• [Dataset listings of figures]
#####

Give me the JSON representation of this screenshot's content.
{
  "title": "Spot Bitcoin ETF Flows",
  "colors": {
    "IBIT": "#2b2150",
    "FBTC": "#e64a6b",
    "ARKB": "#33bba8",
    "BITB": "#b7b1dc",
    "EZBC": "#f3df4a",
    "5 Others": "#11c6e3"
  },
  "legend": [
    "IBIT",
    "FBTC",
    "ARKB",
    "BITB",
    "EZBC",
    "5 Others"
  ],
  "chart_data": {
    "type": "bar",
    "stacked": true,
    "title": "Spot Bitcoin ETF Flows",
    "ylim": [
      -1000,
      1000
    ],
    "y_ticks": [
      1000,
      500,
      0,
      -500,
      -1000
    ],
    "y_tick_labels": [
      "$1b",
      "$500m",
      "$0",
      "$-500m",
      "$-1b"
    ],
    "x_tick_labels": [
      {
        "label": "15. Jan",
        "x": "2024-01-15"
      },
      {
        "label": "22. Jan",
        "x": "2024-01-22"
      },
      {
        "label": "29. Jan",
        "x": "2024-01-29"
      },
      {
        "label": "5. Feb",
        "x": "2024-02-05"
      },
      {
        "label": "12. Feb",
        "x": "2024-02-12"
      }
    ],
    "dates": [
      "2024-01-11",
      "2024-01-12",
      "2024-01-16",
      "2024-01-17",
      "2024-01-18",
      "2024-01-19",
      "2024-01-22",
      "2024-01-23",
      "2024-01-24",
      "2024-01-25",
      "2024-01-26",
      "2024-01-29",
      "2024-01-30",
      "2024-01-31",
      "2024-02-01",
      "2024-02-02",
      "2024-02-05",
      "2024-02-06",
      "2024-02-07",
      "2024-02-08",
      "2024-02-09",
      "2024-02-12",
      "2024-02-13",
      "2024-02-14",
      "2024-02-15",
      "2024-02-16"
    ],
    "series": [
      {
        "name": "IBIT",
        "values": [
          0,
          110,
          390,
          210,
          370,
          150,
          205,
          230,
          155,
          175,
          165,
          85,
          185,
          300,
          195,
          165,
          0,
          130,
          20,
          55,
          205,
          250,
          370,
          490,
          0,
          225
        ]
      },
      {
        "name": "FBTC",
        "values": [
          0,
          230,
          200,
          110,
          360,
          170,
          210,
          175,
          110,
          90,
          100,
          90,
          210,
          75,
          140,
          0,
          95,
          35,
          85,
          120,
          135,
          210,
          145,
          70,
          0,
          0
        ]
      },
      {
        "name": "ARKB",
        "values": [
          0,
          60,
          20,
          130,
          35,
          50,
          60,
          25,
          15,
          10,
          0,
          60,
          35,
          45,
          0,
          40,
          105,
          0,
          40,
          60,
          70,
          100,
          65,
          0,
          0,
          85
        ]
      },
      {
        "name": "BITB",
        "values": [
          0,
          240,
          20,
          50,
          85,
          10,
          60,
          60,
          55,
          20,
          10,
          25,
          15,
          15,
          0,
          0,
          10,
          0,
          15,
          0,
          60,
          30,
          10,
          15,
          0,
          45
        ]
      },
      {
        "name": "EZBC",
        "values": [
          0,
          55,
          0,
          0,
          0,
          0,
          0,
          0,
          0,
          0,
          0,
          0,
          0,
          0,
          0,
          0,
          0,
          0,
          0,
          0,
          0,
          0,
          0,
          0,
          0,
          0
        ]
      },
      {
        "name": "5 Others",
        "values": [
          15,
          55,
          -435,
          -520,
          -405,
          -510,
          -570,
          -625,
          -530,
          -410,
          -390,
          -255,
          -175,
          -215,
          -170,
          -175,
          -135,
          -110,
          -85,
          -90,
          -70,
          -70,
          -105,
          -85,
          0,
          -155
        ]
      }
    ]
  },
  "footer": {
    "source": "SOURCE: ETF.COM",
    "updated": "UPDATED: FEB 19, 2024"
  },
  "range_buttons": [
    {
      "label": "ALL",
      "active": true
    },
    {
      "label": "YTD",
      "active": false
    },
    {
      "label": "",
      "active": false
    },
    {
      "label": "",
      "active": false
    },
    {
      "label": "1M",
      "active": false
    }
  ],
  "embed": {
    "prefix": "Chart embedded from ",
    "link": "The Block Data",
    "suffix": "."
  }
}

#####

• [What is expected]
Hand back the material above in full, exactly as written.

• [Task response]
Give me the JSON representation of this screenshot's content.
{
  "title": "Spot Bitcoin ETF Flows",
  "colors": {
    "IBIT": "#2b2150",
    "FBTC": "#e64a6b",
    "ARKB": "#33bba8",
    "BITB": "#b7b1dc",
    "EZBC": "#f3df4a",
    "5 Others": "#11c6e3"
  },
  "legend": [
    "IBIT",
    "FBTC",
    "ARKB",
    "BITB",
    "EZBC",
    "5 Others"
  ],
  "chart_data": {
    "type": "bar",
    "stacked": true,
    "title": "Spot Bitcoin ETF Flows",
    "ylim": [
      -1000,
      1000
    ],
    "y_ticks": [
      1000,
      500,
      0,
      -500,
      -1000
    ],
    "y_tick_labels": [
      "$1b",
      "$500m",
      "$0",
      "$-500m",
      "$-1b"
    ],
    "x_tick_labels": [
      {
        "label": "15. Jan",
        "x": "2024-01-15"
      },
      {
        "label": "22. Jan",
        "x": "2024-01-22"
      },
      {
        "label": "29. Jan",
        "x": "2024-01-29"
      },
      {
        "label": "5. Feb",
        "x": "2024-02-05"
      },
      {
        "label": "12. Feb",
        "x": "2024-02-12"
      }
    ],
    "dates": [
      "2024-01-11",
      "2024-01-12",
      "2024-01-16",
      "2024-01-17",
      "2024-01-18",
      "2024-01-19",
      "2024-01-22",
      "2024-01-23",
      "2024-01-24",
      "2024-01-25",
      "2024-01-26",
      "2024-01-29",
      "2024-01-30",
      "2024-01-31",
      "2024-02-01",
      "2024-02-02",
      "2024-02-05",
      "2024-02-06",
      "2024-02-07",
      "2024-02-08",
      "2024-02-09",
      "2024-02-12",
      "2024-02-13",
      "2024-02-14",
      "2024-02-15",
      "2024-02-16"
    ],
    "series": [
      {
        "name": "IBIT",
        "values": [
          0,
          110,
          390,
          210,
          370,
          150,
          205,
          230,
          155,
          175,
          165,
          85,
          185,
          300,
          195,
          165,
          0,
          130,
          20,
          55,
          205,
          250,
          370,
          490,
          0,
          225
        ]
      },
      {
        "name": "FBTC",
        "values": [
          0,
          230,
          200,
          110,
          360,
          170,
          210,
          175,
          110,
          90,
          100,
          90,
          210,
          75,
          140,
          0,
          95,
          35,
          85,
          120,
          135,
          210,
          145,
          70,
          0,
          0
        ]
      },
      {
        "name": "ARKB",
        "values": [
          0,
          60,
          20,
          130,
          35,
          50,
          60,
          25,
          15,
          10,
          0,
          60,
          35,
          45,
          0,
          40,
          105,
          0,
          40,
          60,
          70,
          100,
          65,
          0,
          0,
          85
        ]
      },
      {
        "name": "BITB",
        "values": [
          0,
          240,
          20,
          50,
          85,
          10,
          60,
          60,
          55,
          20,
          10,
          25,
          15,
          15,
          0,
          0,
          10,
          0,
          15,
          0,
          60,
          30,
          10,
          15,
          0,
          45
        ]
      },
      {
        "name": "EZBC",
        "values": [
          0,
          55,
          0,
          0,
          0,
          0,
          0,
          0,
          0,
          0,
          0,
          0,
          0,
          0,
          0,
          0,
          0,
          0,
          0,
          0,
          0,
          0,
          0,
          0,
          0,
          0
        ]
      },
      {
        "name": "5 Others",
        "values": [
          15,
          55,
          -435,
          -520,
          -405,
          -510,
          -570,
          -625,
          -530,
          -410,
          -390,
          -255,
          -175,
          -215,
          -170,
          -175,
          -135,
          -110,
          -85,
          -90,
          -70,
          -70,
          -105,
          -85,
          0,
          -155
        ]
      }
    ]
  },
  "footer": {
    "source": "SOURCE: ETF.COM",
    "updated": "UPDATED: FEB 19, 2024"
  },
  "range_buttons": [
    {
      "label": "ALL",
      "active": true
    },
    {
      "label": "YTD",
      "active": false
    },
    {
      "label": "",
      "active": false
    },
    {
      "label": "",
      "active": false
    },
    {
      "label": "1M",
      "active": false
    }
  ],
  "embed": {
    "prefix": "Chart embedded from ",
    "link": "The Block Data",
    "suffix": "."
  }
}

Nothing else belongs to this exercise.